#### Task input:
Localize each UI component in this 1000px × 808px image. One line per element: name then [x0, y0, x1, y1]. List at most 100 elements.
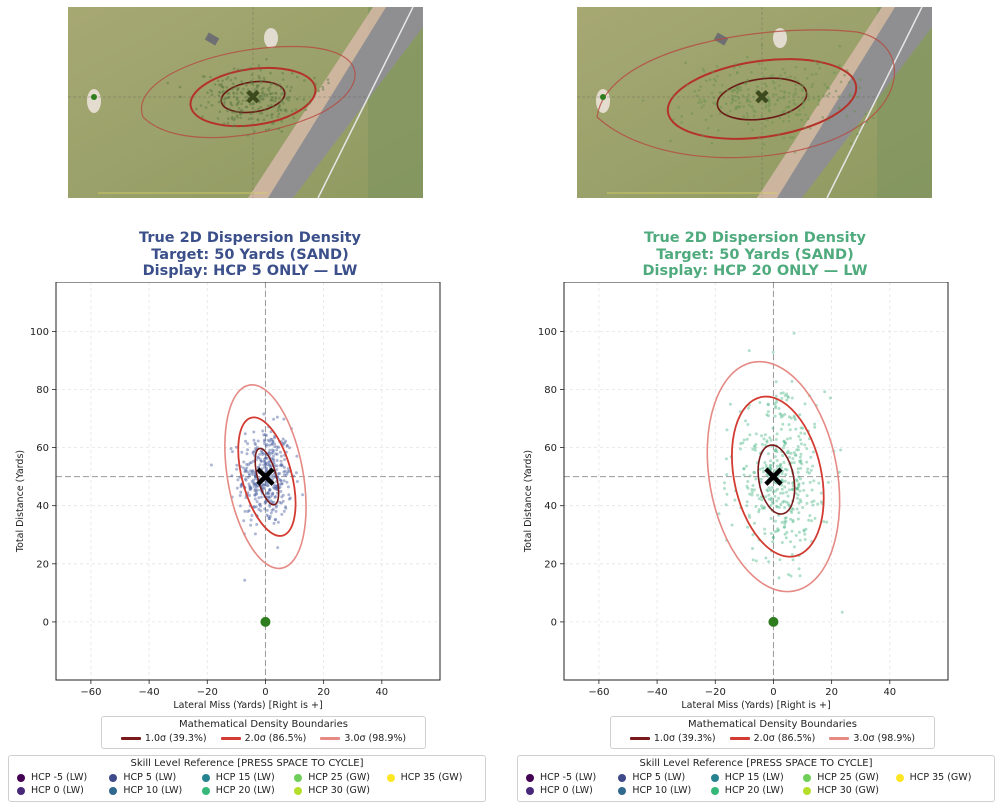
shot-point [728, 402, 732, 406]
aerial-shot-point [227, 95, 230, 99]
shot-point [784, 473, 788, 477]
legend-2sigma: 2.0σ (86.5%) [729, 733, 815, 744]
tee-marker [260, 616, 271, 627]
shot-point [771, 535, 775, 539]
aerial-shot-point [724, 102, 728, 105]
aerial-shot-point [290, 86, 293, 89]
y-tick-label: 20 [36, 559, 49, 570]
shot-point [786, 394, 790, 398]
shot-point [760, 504, 763, 508]
shot-point [251, 450, 255, 454]
shot-point [246, 448, 249, 452]
shot-point [767, 493, 771, 497]
shot-point [769, 498, 773, 502]
title-line-2: Target: 50 Yards (SAND) [151, 246, 349, 263]
shot-point [268, 443, 272, 447]
chart-title-right: True 2D Dispersion Density Target: 50 Ya… [505, 230, 1000, 280]
shot-point [771, 490, 775, 494]
shot-point [769, 504, 773, 507]
shot-point [253, 493, 257, 497]
shot-point [245, 470, 249, 474]
shot-point [263, 460, 267, 464]
aerial-shot-point [222, 122, 226, 125]
shot-point [779, 413, 783, 417]
legend-1sigma: 1.0σ (39.3%) [120, 733, 207, 744]
aerial-shot-point [257, 107, 260, 110]
y-tick-label: 60 [544, 443, 557, 454]
aerial-shot-point [247, 117, 251, 121]
shot-point [725, 428, 729, 432]
aerial-shot-point [241, 99, 245, 102]
shot-point [264, 467, 268, 471]
shot-point [756, 493, 760, 497]
shot-point [766, 402, 770, 406]
shot-point [786, 396, 790, 399]
shot-point [235, 486, 239, 490]
shot-point [786, 449, 790, 453]
shot-point [244, 439, 248, 443]
shot-point [779, 391, 783, 395]
shot-point [747, 349, 751, 353]
shot-point [273, 442, 277, 446]
shot-point [773, 494, 777, 498]
shot-point [273, 495, 277, 499]
shot-point [807, 518, 811, 522]
aerial-shot-point [216, 79, 220, 83]
shot-point [774, 447, 778, 451]
shot-point [280, 482, 284, 486]
aerial-shot-point [837, 95, 841, 98]
shot-point [779, 502, 783, 506]
shot-point [754, 443, 758, 447]
aerial-shot-point [712, 83, 716, 87]
shot-point [251, 469, 255, 473]
shot-point [272, 483, 276, 487]
aerial-shot-point [219, 83, 223, 87]
shot-point [273, 518, 277, 522]
shot-point [271, 451, 275, 455]
shot-point [262, 433, 266, 437]
shot-point [779, 462, 783, 466]
aerial-shot-point [738, 64, 741, 68]
shot-point [798, 489, 802, 493]
shot-point [775, 505, 779, 509]
shot-point [263, 462, 267, 466]
shot-point [759, 480, 763, 484]
aerial-shot-point [845, 114, 849, 118]
shot-point [769, 459, 773, 463]
aerial-shot-point [226, 121, 230, 125]
aerial-shot-point [731, 99, 734, 103]
aerial-shot-point [242, 124, 245, 128]
aerial-shot-point [813, 59, 817, 63]
x-axis-label: Lateral Miss (Yards) [Right is +] [681, 700, 830, 711]
dispersion-plot-left: −60 −40 −20 0 20 40 0 20 40 60 80 100 Lateral Miss (… [15, 282, 441, 711]
aerial-shot-point [303, 79, 306, 82]
shot-point [263, 507, 267, 511]
shot-point [785, 398, 789, 402]
shot-point [284, 505, 287, 509]
aerial-shot-point [827, 87, 830, 90]
shot-point [782, 440, 786, 444]
shot-point [783, 520, 787, 524]
aerial-shot-point [756, 85, 759, 88]
shot-point [763, 532, 767, 536]
shot-point [263, 465, 267, 469]
aerial-shot-point [240, 80, 243, 83]
shot-point [762, 505, 766, 509]
shot-point [786, 494, 790, 498]
aerial-shot-point [232, 67, 236, 70]
shot-point [267, 517, 271, 520]
shot-point [754, 432, 758, 436]
shot-point [791, 558, 795, 562]
shot-point [789, 540, 793, 544]
aerial-shot-point [804, 126, 807, 130]
aerial-shot-point [695, 94, 699, 98]
shot-point [782, 443, 786, 447]
aerial-shot-point [235, 96, 239, 99]
density-legend-right: Mathematical Density Boundaries 1.0σ (39… [610, 716, 935, 749]
aerial-shot-point [766, 118, 769, 122]
aerial-shot-point [782, 96, 786, 100]
shot-point [798, 498, 802, 502]
shot-point [253, 493, 257, 497]
shot-point [281, 493, 285, 497]
shot-point [730, 523, 734, 527]
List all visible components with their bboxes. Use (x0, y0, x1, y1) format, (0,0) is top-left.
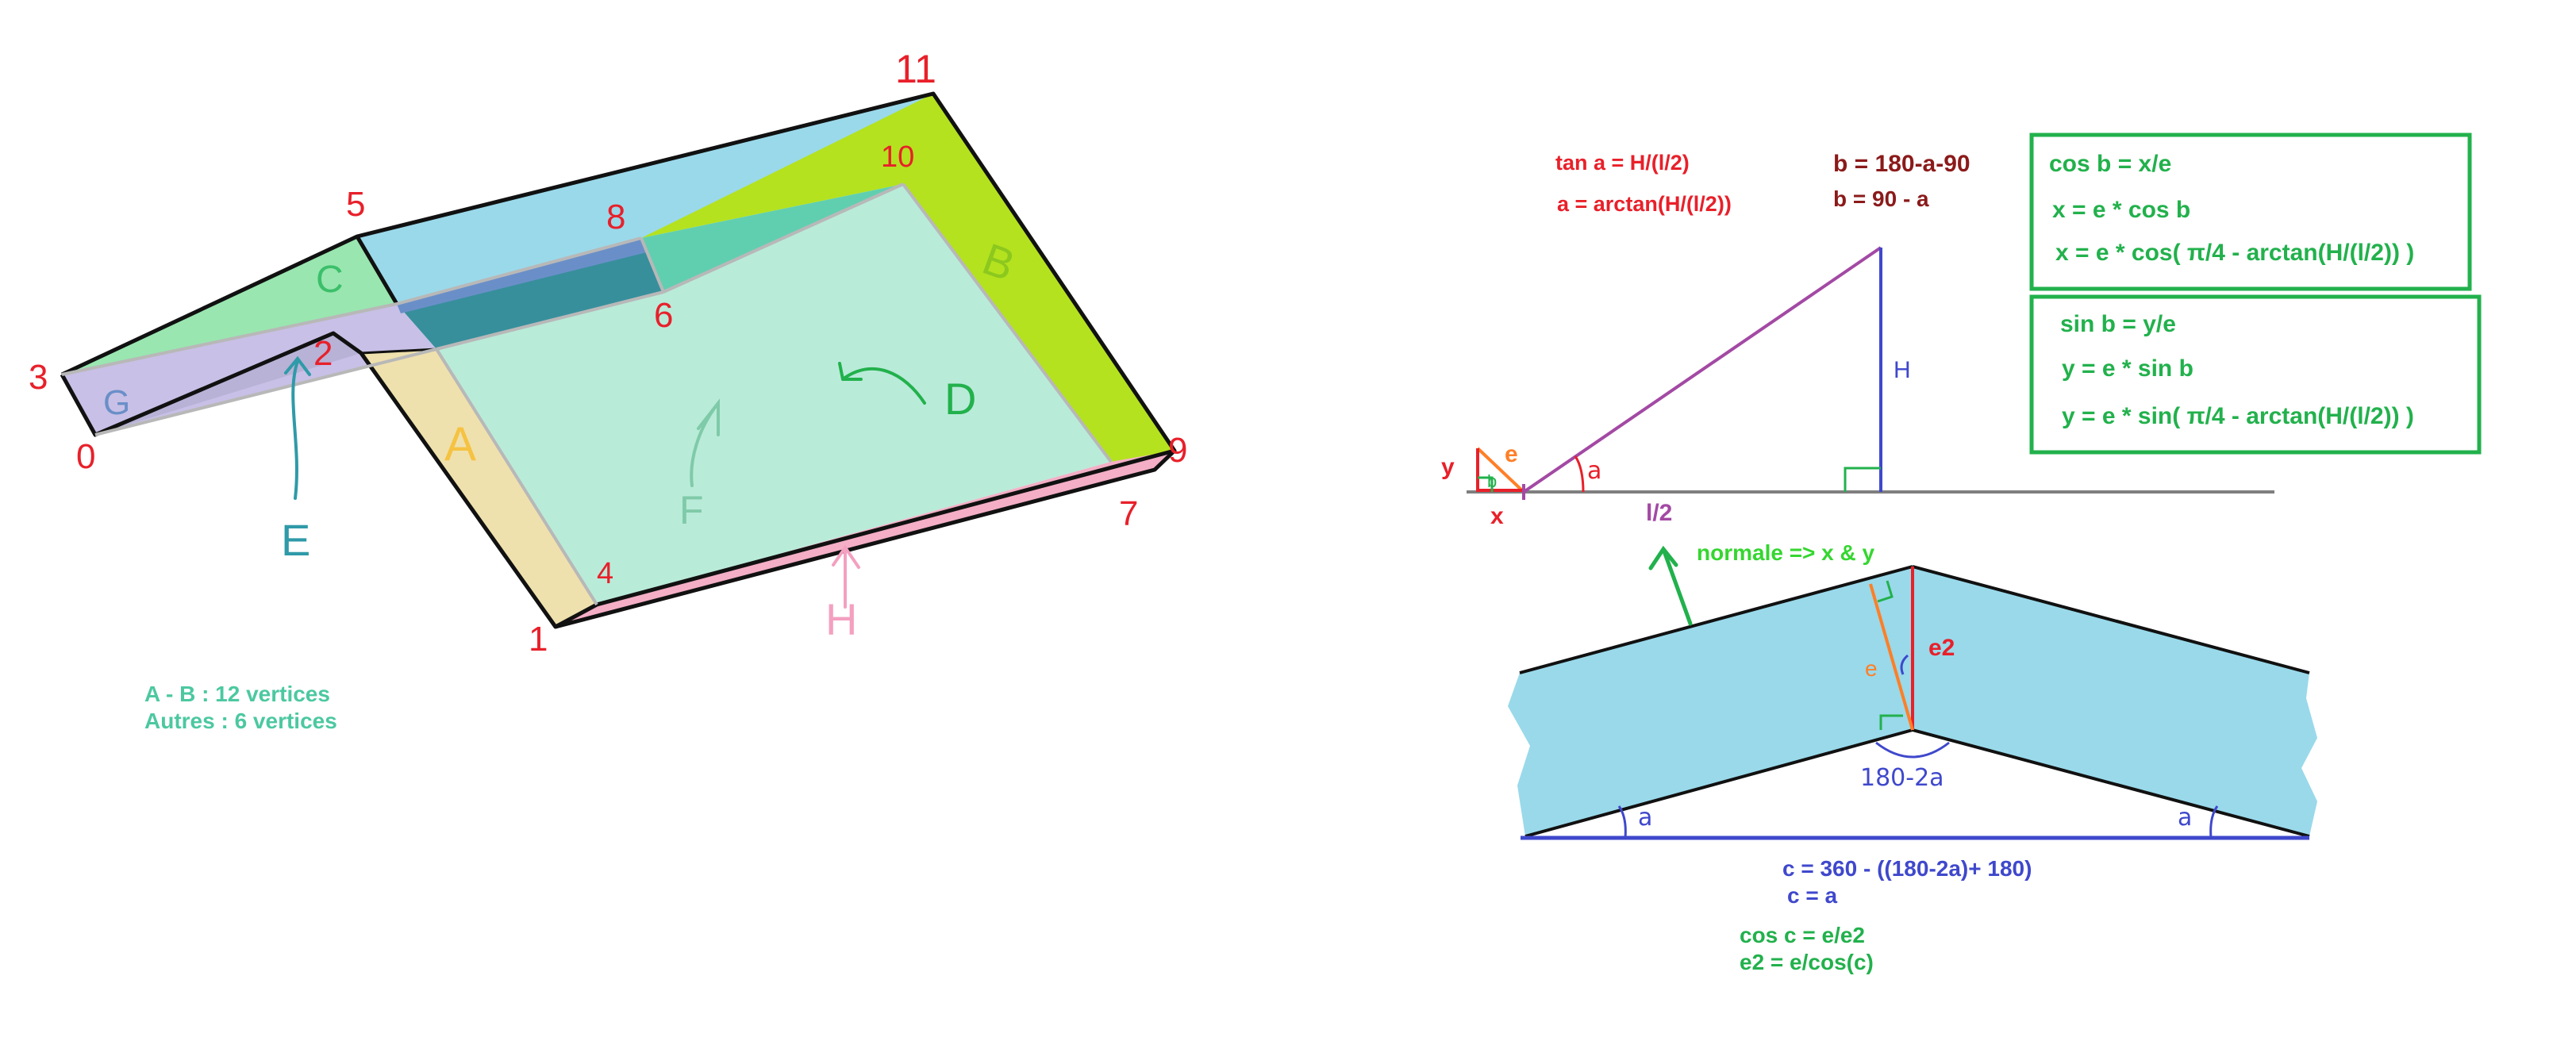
triangle-section: tan a = H/(l/2) a = arctan(H/(l/2)) b = … (1441, 133, 2482, 529)
roof-right-angle (1877, 580, 1894, 603)
vertex-label-9: 9 (1168, 431, 1187, 470)
legend-line-2: Autres : 6 vertices (144, 709, 337, 733)
face-label-g: G (103, 383, 130, 422)
face-h (556, 451, 1175, 627)
arrow-face-d (838, 362, 926, 405)
cos-line-2: x = e * cos b (2052, 197, 2190, 223)
roof-label-e: e (1865, 656, 1878, 681)
angle-a-arc (1574, 455, 1585, 493)
roof-3d-model: 0 1 2 3 4 5 6 7 8 9 10 11 A B C D E F G … (29, 47, 1187, 733)
e-line (1869, 583, 1914, 731)
sin-line-1: sin b = y/e (2060, 311, 2176, 337)
face-label-a: A (444, 417, 476, 471)
vertex-label-6: 6 (654, 296, 673, 335)
face-label-d: D (944, 374, 976, 424)
angle-a-label: a (1587, 457, 1601, 485)
label-y: y (1441, 454, 1455, 480)
small-tri-hyp (1476, 447, 1525, 494)
cos-box (2029, 133, 2472, 291)
normale-arrow (1648, 545, 1693, 626)
label-x: x (1490, 503, 1504, 529)
formula-c1: c = 360 - ((180-2a)+ 180) (1782, 856, 2032, 881)
vertex-label-10: 10 (881, 140, 914, 174)
vertex-label-7: 7 (1119, 494, 1138, 533)
vertex-label-5: 5 (346, 185, 365, 224)
right-angle-mark (1844, 467, 1881, 492)
normale-label: normale => x & y (1697, 540, 1875, 565)
label-half-l: l/2 (1646, 500, 1672, 526)
face-strip-dark (397, 238, 663, 349)
face-label-h: H (825, 594, 857, 644)
small-tri-right-angle (1478, 476, 1494, 492)
arrow-face-h (832, 544, 860, 609)
face-e (95, 333, 361, 435)
arrow-face-e (284, 355, 311, 500)
vertex-label-1: 1 (529, 620, 548, 659)
vertex-label-4: 4 (597, 557, 613, 590)
label-e-small: e (1505, 441, 1518, 467)
roof-section: e e2 180-2a a a normale => x & y c = 360… (1508, 540, 2317, 974)
formula-c2: c = a (1787, 883, 1837, 908)
face-b (641, 94, 1175, 462)
vertex-label-0: 0 (76, 437, 95, 476)
formula-tan: tan a = H/(l/2) (1555, 151, 1690, 175)
roof-label-a-right: a (2178, 804, 2192, 832)
roof-label-angle: 180-2a (1860, 764, 1944, 792)
angle-c-arc (1900, 654, 1909, 675)
vertex-label-3: 3 (29, 358, 48, 397)
apex-angle-arc (1875, 741, 1950, 759)
arrow-face-f (690, 398, 720, 487)
right-angle-arc (2209, 805, 2219, 839)
face-label-e: E (281, 515, 310, 565)
face-label-f: F (679, 488, 704, 532)
formula-b1: b = 180-a-90 (1833, 151, 1970, 177)
formula-cos-c: cos c = e/e2 (1740, 923, 1865, 947)
hypotenuse (1522, 246, 1882, 494)
face-label-c: C (316, 259, 344, 301)
left-angle-arc (1617, 805, 1627, 839)
formula-b2: b = 90 - a (1833, 186, 1929, 211)
legend-line-1: A - B : 12 vertices (144, 682, 330, 706)
sin-box (2029, 294, 2482, 455)
face-top-blue (357, 94, 933, 304)
vertex-label-11: 11 (895, 47, 936, 91)
formula-e2: e2 = e/cos(c) (1740, 950, 1874, 974)
vertex-label-2: 2 (313, 334, 333, 373)
vertex-label-8: 8 (606, 198, 625, 236)
formula-arctan: a = arctan(H/(l/2)) (1557, 192, 1732, 216)
sin-line-2: y = e * sin b (2062, 355, 2193, 382)
face-d (436, 184, 1111, 605)
small-tri-b: b (1487, 471, 1497, 491)
cos-line-3: x = e * cos( π/4 - arctan(H/(l/2)) ) (2055, 240, 2414, 266)
roof-label-a-left: a (1638, 804, 1652, 832)
label-H: H (1894, 357, 1911, 383)
cos-line-1: cos b = x/e (2049, 151, 2171, 177)
face-strip-teal (641, 184, 903, 292)
face-a (361, 349, 597, 627)
roof-label-e2: e2 (1928, 635, 1955, 661)
face-strip-blue (397, 238, 647, 313)
roof-right-angle-2 (1879, 714, 1903, 730)
sin-line-3: y = e * sin( π/4 - arctan(H/(l/2)) ) (2062, 403, 2414, 429)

#### Stated problem:
Switch every "normale" to "normal" in the rows from the line with "triangle-section: tan a" up to and including the line with "angle-c-arc (1900, 654, 1909, 675)", and give only those lines back with nothing else changed.

#### Final result:
triangle-section: tan a = H/(l/2) a = arctan(H/(l/2)) b = … (1441, 133, 2482, 529)
roof-right-angle (1877, 580, 1894, 603)
vertex-label-9: 9 (1168, 431, 1187, 470)
legend-line-2: Autres : 6 vertices (144, 709, 337, 733)
face-label-g: G (103, 383, 130, 422)
face-h (556, 451, 1175, 627)
arrow-face-d (838, 362, 926, 405)
cos-line-2: x = e * cos b (2052, 197, 2190, 223)
roof-label-e: e (1865, 656, 1878, 681)
angle-a-arc (1574, 455, 1585, 493)
roof-3d-model: 0 1 2 3 4 5 6 7 8 9 10 11 A B C D E F G … (29, 47, 1187, 733)
e-line (1869, 583, 1914, 731)
sin-line-1: sin b = y/e (2060, 311, 2176, 337)
face-label-a: A (444, 417, 476, 471)
vertex-label-6: 6 (654, 296, 673, 335)
face-label-d: D (944, 374, 976, 424)
angle-a-label: a (1587, 457, 1601, 485)
label-y: y (1441, 454, 1455, 480)
small-tri-hyp (1476, 447, 1525, 494)
cos-box (2029, 133, 2472, 291)
normal-arrow (1648, 545, 1693, 626)
label-x: x (1490, 503, 1504, 529)
formula-c1: c = 360 - ((180-2a)+ 180) (1782, 856, 2032, 881)
vertex-label-10: 10 (881, 140, 914, 174)
vertex-label-7: 7 (1119, 494, 1138, 533)
vertex-label-5: 5 (346, 185, 365, 224)
right-angle-mark (1844, 467, 1881, 492)
normal-label: normal => x & y (1697, 540, 1875, 565)
label-half-l: l/2 (1646, 500, 1672, 526)
face-strip-dark (397, 238, 663, 349)
face-label-h: H (825, 594, 857, 644)
small-tri-right-angle (1478, 476, 1494, 492)
arrow-face-h (832, 544, 860, 609)
face-e (95, 333, 361, 435)
arrow-face-e (284, 355, 311, 500)
vertex-label-1: 1 (529, 620, 548, 659)
vertex-label-4: 4 (597, 557, 613, 590)
label-e-small: e (1505, 441, 1518, 467)
roof-section: e e2 180-2a a a normal => x & y c = 360… (1508, 540, 2317, 974)
formula-c2: c = a (1787, 883, 1837, 908)
face-b (641, 94, 1175, 462)
vertex-label-0: 0 (76, 437, 95, 476)
formula-tan: tan a = H/(l/2) (1555, 151, 1690, 175)
roof-label-a-right: a (2178, 804, 2192, 832)
roof-label-angle: 180-2a (1860, 764, 1944, 792)
angle-c-arc (1900, 654, 1909, 675)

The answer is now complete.